_Requirement_
Every entry must be copied word for word.

_Records supplied_
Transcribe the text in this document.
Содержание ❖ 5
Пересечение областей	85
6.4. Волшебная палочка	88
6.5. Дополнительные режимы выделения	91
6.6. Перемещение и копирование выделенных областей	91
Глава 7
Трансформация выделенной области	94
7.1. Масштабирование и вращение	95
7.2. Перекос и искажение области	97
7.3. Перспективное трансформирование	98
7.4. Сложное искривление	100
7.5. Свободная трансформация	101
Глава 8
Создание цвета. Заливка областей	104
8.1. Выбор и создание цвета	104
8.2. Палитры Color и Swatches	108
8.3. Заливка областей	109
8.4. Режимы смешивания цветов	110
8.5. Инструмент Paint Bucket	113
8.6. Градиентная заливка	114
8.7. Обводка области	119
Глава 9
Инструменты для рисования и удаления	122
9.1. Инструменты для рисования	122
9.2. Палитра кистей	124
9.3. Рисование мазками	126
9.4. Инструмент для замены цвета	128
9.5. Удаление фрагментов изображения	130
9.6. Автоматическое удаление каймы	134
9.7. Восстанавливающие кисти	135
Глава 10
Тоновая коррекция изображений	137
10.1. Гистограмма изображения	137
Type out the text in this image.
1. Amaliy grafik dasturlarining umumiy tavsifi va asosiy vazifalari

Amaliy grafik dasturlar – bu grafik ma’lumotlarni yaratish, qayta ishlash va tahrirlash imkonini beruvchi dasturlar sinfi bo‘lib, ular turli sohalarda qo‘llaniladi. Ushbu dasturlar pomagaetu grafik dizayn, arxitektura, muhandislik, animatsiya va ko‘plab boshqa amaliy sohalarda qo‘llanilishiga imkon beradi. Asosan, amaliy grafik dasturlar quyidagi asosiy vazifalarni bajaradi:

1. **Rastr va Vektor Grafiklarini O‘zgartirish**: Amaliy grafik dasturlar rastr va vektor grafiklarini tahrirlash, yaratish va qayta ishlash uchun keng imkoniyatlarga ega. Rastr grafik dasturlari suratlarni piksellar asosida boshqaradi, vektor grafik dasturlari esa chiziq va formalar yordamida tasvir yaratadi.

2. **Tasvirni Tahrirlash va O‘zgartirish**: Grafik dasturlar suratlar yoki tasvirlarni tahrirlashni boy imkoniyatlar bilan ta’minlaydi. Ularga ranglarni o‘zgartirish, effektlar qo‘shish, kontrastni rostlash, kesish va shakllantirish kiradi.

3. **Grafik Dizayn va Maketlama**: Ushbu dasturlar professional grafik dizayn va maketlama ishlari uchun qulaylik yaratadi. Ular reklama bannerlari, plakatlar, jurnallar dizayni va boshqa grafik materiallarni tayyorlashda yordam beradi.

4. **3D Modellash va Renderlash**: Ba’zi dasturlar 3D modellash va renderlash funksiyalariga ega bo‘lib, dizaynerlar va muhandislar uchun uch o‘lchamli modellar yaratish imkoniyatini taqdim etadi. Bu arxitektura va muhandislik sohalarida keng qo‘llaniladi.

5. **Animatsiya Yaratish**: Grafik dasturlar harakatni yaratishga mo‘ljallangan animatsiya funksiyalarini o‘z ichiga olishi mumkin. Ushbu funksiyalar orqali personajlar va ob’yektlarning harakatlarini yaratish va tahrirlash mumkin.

_Answer to the task_
Transcribe the text in this document.
Содержание ❖ 5
Пересечение областей	85
6.4. Волшебная палочка	88
6.5. Дополнительные режимы выделения	91
6.6. Перемещение и копирование выделенных областей	91
Глава 7
Трансформация выделенной области	94
7.1. Масштабирование и вращение	95
7.2. Перекос и искажение области	97
7.3. Перспективное трансформирование	98
7.4. Сложное искривление	100
7.5. Свободная трансформация	101
Глава 8
Создание цвета. Заливка областей	104
8.1. Выбор и создание цвета	104
8.2. Палитры Color и Swatches	108
8.3. Заливка областей	109
8.4. Режимы смешивания цветов	110
8.5. Инструмент Paint Bucket	113
8.6. Градиентная заливка	114
8.7. Обводка области	119
Глава 9
Инструменты для рисования и удаления	122
9.1. Инструменты для рисования	122
9.2. Палитра кистей	124
9.3. Рисование мазками	126
9.4. Инструмент для замены цвета	128
9.5. Удаление фрагментов изображения	130
9.6. Автоматическое удаление каймы	134
9.7. Восстанавливающие кисти	135
Глава 10
Тоновая коррекция изображений	137
10.1. Гистограмма изображения	137
Type out the text in this image.
1. Amaliy grafik dasturlarining umumiy tavsifi va asosiy vazifalari

Amaliy grafik dasturlar – bu grafik ma’lumotlarni yaratish, qayta ishlash va tahrirlash imkonini beruvchi dasturlar sinfi bo‘lib, ular turli sohalarda qo‘llaniladi. Ushbu dasturlar pomagaetu grafik dizayn, arxitektura, muhandislik, animatsiya va ko‘plab boshqa amaliy sohalarda qo‘llanilishiga imkon beradi. Asosan, amaliy grafik dasturlar quyidagi asosiy vazifalarni bajaradi:

1. **Rastr va Vektor Grafiklarini O‘zgartirish**: Amaliy grafik dasturlar rastr va vektor grafiklarini tahrirlash, yaratish va qayta ishlash uchun keng imkoniyatlarga ega. Rastr grafik dasturlari suratlarni piksellar asosida boshqaradi, vektor grafik dasturlari esa chiziq va formalar yordamida tasvir yaratadi.

2. **Tasvirni Tahrirlash va O‘zgartirish**: Grafik dasturlar suratlar yoki tasvirlarni tahrirlashni boy imkoniyatlar bilan ta’minlaydi. Ularga ranglarni o‘zgartirish, effektlar qo‘shish, kontrastni rostlash, kesish va shakllantirish kiradi.

3. **Grafik Dizayn va Maketlama**: Ushbu dasturlar professional grafik dizayn va maketlama ishlari uchun qulaylik yaratadi. Ular reklama bannerlari, plakatlar, jurnallar dizayni va boshqa grafik materiallarni tayyorlashda yordam beradi.

4. **3D Modellash va Renderlash**: Ba’zi dasturlar 3D modellash va renderlash funksiyalariga ega bo‘lib, dizaynerlar va muhandislar uchun uch o‘lchamli modellar yaratish imkoniyatini taqdim etadi. Bu arxitektura va muhandislik sohalarida keng qo‘llaniladi.

5. **Animatsiya Yaratish**: Grafik dasturlar harakatni yaratishga mo‘ljallangan animatsiya funksiyalarini o‘z ichiga olishi mumkin. Ushbu funksiyalar orqali personajlar va ob’yektlarning harakatlarini yaratish va tahrirlash mumkin.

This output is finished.